-------- Materials provided --------

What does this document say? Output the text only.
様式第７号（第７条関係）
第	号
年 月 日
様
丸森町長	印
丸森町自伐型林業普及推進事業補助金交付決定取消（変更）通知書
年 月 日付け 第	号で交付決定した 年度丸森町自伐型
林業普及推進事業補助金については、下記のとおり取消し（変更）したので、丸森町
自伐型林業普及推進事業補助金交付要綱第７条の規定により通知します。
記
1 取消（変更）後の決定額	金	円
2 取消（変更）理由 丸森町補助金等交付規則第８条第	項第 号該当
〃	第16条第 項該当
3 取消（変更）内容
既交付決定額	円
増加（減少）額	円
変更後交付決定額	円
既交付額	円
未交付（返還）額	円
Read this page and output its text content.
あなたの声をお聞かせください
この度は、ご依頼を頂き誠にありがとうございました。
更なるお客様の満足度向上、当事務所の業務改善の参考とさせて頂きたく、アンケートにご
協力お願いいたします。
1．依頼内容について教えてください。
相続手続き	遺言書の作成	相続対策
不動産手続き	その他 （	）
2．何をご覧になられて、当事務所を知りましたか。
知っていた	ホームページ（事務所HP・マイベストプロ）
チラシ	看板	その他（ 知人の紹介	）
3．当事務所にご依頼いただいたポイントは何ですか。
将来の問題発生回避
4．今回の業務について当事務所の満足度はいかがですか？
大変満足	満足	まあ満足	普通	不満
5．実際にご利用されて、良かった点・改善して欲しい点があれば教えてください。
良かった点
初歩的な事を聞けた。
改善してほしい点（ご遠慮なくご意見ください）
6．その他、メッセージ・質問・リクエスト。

--------

Where a line of the entries contains the word "this", copy that line.

## Reply
What does this document say? Output the text only.
Read this page and output its text content.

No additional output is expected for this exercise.